### Working data

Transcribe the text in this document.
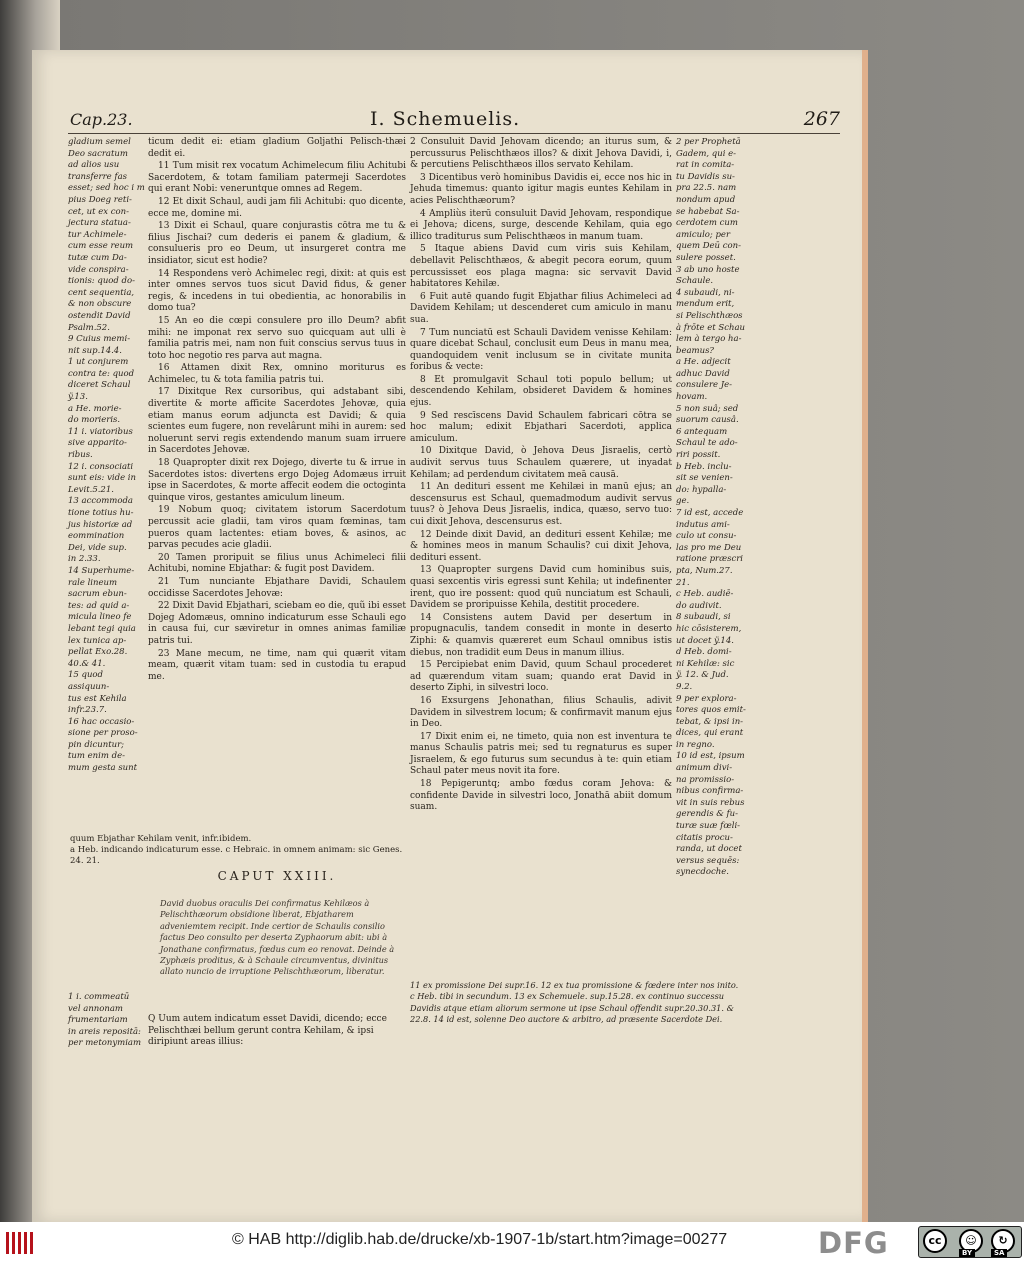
Cap.23.	I. Schemuelis.	267
gladium semel
Deo sacratum
ad alios usu
transferre fas
esset; sed hoc i m
pius Doeg reti-
cet, ut ex con-
jectura statua-
tur Achimele-
cum esse reum
tutæ cum Da-
vide conspira-
tionis: quod do-
cent sequentia,
& non obscure
ostendit David
Psalm.52.
9 Cuius memi-
nit sup.14.4.
1 ut conjurem
contra te: quod
diceret Schaul
ÿ.13.
a He. morie-
do morieris.
11 i. viatoribus
sive apparito-
ribus.
12 i. consociati
sunt eis: vide in
Levit.5.21.
13 accommoda
tione totius hu-
jus historiæ ad
eommination
Dei, vide sup.
in 2.33.
14 Superhume-
rale lineum
sacrum ebun-
tes: ad quid a-
micula lineo fe
lebant tegi quia
lex tunica ap-
pellat Exo.28.
40.& 41.
15 quod assiquun-
tus est Kehila
infr.23.7.
16 hac occasio-
sione per proso-
pin dicuntur;
tum enim de-
mum gesta sunt

ticum dedit ei: etiam gladium Goljathi Pelisch-thæi dedit ei.

11 Tum misit rex vocatum Achimelecum filiu Achitubi Sacerdotem, & totam familiam patermeji Sacerdotes qui erant Nobi: veneruntque omnes ad Regem.

12 Et dixit Schaul, audi jam fili Achitubi: quo dicente, ecce me, domine mi.

13 Dixit ei Schaul, quare conjurastis cōtra me tu & filius Jischai? cum dederis ei panem & gladium, & consulueris pro eo Deum, ut insurgeret contra me insidiator, sicut est hodie?

14 Respondens verò Achimelec regi, dixit: at quis est inter omnes servos tuos sicut David fidus, & gener regis, & incedens in tui obedientia, ac honorabilis in domo tua?

15 An eo die cœpi consulere pro illo Deum? abfit mihi: ne imponat rex servo suo quicquam aut ulli è familia patris mei, nam non fuit conscius servus tuus in toto hoc negotio res parva aut magna.

16 Attamen dixit Rex, omnino moriturus es Achimelec, tu & tota familia patris tui.

17 Dixitque Rex cursoribus, qui adstabant sibi, divertite & morte afficite Sacerdotes Jehovæ, quia etiam manus eorum adjuncta est Davidi; & quia scientes eum fugere, non revelârunt mihi in aurem: sed noluerunt servi regis extendendo manum suam irruere in Sacerdotes Jehovæ.

18 Quapropter dixit rex Dojego, diverte tu & irrue in Sacerdotes istos: divertens ergo Dojeg Adomæus irruit ipse in Sacerdotes, & morte affecit eodem die octoginta quinque viros, gestantes amiculum lineum.

19 Nobum quoq; civitatem istorum Sacerdotum percussit acie gladii, tam viros quam fœminas, tam pueros quam lactentes: etiam boves, & asinos, ac parvas pecudes acie gladii.

20 Tamen proripuit se filius unus Achimeleci filii Achitubi, nomine Ebjathar: & fugit post Davidem.

21 Tum nunciante Ebjathare Davidi, Schaulem occidisse Sacerdotes Jehovæ:

22 Dixit David Ebjathari, sciebam eo die, quũ ibi esset Dojeg Adomæus, omnino indicaturum esse Schauli ego in causa fui, cur sæviretur in omnes animas familiæ patris tui.

23 Mane mecum, ne time, nam qui quærit vitam meam, quærit vitam tuam: sed in custodia tu erapud me.

2 Consuluit David Jehovam dicendo; an iturus sum, & percussurus Pelischthæos illos? & dixit Jehova Davidi, i, & percutiens Pelischthæos illos servato Kehilam.

3 Dicentibus verò hominibus Davidis ei, ecce nos hic in Jehuda timemus: quanto igitur magis euntes Kehilam in acies Pelischthæorum?

4 Ampliùs iterū consuluit David Jehovam, respondique ei Jehova; dicens, surge, descende Kehilam, quia ego illico traditurus sum Pelischthæos in manum tuam.

5 Itaque abiens David cum viris suis Kehilam, debellavit Pelischthæos, & abegit pecora eorum, quum percussisset eos plaga magna: sic servavit David habitatores Kehilæ.

6 Fuit autē quando fugit Ebjathar filius Achimeleci ad Davidem Kehilam; ut descenderet cum amiculo in manu sua.

7 Tum nunciatū est Schauli Davidem venisse Kehilam: quare dicebat Schaul, conclusit eum Deus in manu mea, quandoquidem venit inclusum se in civitate munita foribus & vecte:

8 Et promulgavit Schaul toti populo bellum; ut descendendo Kehilam, obsideret Davidem & homines ejus.

9 Sed rescīscens David Schaulem fabricari cōtra se hoc malum; edixit Ebjathari Sacerdoti, applica amiculum.

10 Dixitque David, ò Jehova Deus Jisraelis, certò audivit servus tuus Schaulem quærere, ut inyadat Kehilam; ad perdendum civitatem meā causā.

11 An dedituri essent me Kehilæi in manū ejus; an descensurus est Schaul, quemadmodum audivit servus tuus? ò Jehova Deus Jisraelis, indica, quæso, servo tuo: cui dixit Jehova, descensurus est.

12 Deinde dixit David, an dedituri essent Kehilæ; me & homines meos in manum Schaulis? cui dixit Jehova, dedituri essent.

13 Quapropter surgens David cum hominibus suis, quasi sexcentis viris egressi sunt Kehila; ut indefinenter irent, quo ire possent: quod quū nunciatum est Schauli, Davidem se proripuisse Kehila, destitit procedere.

14 Consistens autem David per desertum in propugnaculis, tandem consedit in monte in deserto Ziphi: & quamvis quæreret eum Schaul omnibus istis diebus, non tradidit eum Deus in manum illius.

15 Percipiebat enim David, quum Schaul procederet ad quærendum vitam suam; quando erat David in deserto Ziphi, in silvestri loco.

16 Exsurgens Jehonathan, filius Schaulis, adivit Davidem in silvestrem locum; & confirmavit manum ejus in Deo.

17 Dixit enim ei, ne timeto, quia non est inventura te manus Schaulis patris mei; sed tu regnaturus es super Jisraelem, & ego futurus sum secundus à te: quin etiam Schaul pater meus novit ita fore.

18 Pepigeruntq; ambo fœdus coram Jehova: & confidente Davide in silvestri loco, Jonathā abiit domum suam.

2 per Prophetā
Gadem, qui e-
rat in comita-
tu Davidis su-
pra 22.5. nam
nondum apud
se habebat Sa-
cerdotem cum
amiculo; per
quem Deū con-
sulere posset.
3 ab uno hoste
Schaule.
4 subaudi, ni-
mendum erit,
si Pelischthæos
à frōte et Schau
lem à tergo ha-
beamus?
a He. adjecit
adhuc David
consulere Je-
hovam.
5 non suâ; sed
suorum causâ.
6 antequam
Schaul te ado-
riri possit.
b Heb. inclu-
sit se venien-
do: hypalla-
ge.
7 id est, accede
indutus ami-
culo ut consu-
las pro me Deu
ratione præscri
pta, Num.27.
21.
c Heb. audiē-
do audivit.
8 subaudi, si
hic cōsisterem,
ut docet ÿ.14.
d Heb. domi-
ni Kehilæ: sic
ÿ. 12. & Jud.
9.2.
9 per explora-
tores quos emit-
tebat, & ipsi in-
dices, qui erant
in regno.
10 id est, ipsum
animum divi-
na promissio-
nibus confirma-
vit in suis rebus
gerendis & fu-
turæ suæ fœli-
citatis procu-
randa, ut docet
versus sequēs:
synecdoche.

quum Ebjathar Kehilam venit, infr.ibidem.

a Heb. indicando indicaturum esse. c Hebraic. in omnem animam: sic Genes. 24. 21.

CAPUT XXIII.
David duobus oraculis Dei confirmatus Kehilæos à Pelischthæorum obsidione liberat, Ebjatharem adveniemtem recipit. Inde certior de Schaulis consilio factus Deo consulto per deserta Zyphaorum abit: ubi à Jonathane confirmatus, fœdus cum eo renovat. Deinde à Zyphæis proditus, & à Schaule circumventus, divinitus allato nuncio de irruptione Pelischthæorum, liberatur.
1 i. commeatū
vel annonam
frumentariam
in areis repositā:
per metonymiam
Q Uum autem indicatum esset Davidi, dicendo; ecce Pelischthæi bellum gerunt contra Kehilam, & ipsi diripiunt areas illius:

11 ex promissione Dei supr.16. 12 ex tua promissione & fœdere inter nos inito.

c Heb. tibi in secundum. 13 ex Schemuele. sup.15.28. ex continuo successu Davidis atque etiam aliorum sermone ut ipse Schaul offendit supr.20.30.31. & 22.8. 14 id est, solenne Deo auctore & arbitro, ad præsente Sacerdote Dei.

© HAB http://diglib.hab.de/drucke/xb-1907-1b/start.htm?image=00277	DFG	cc	☺	↻
BY	SA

######

What to produce ->
Copy every line of the entries above in which "lineum" occurs.

Solution ->
rale lineum
18 Quapropter dixit rex Dojego, diverte tu & irrue in Sacerdotes istos: divertens ergo Dojeg Adomæus irruit ipse in Sacerdotes, & morte affecit eodem die octoginta quinque viros, gestantes amiculum lineum.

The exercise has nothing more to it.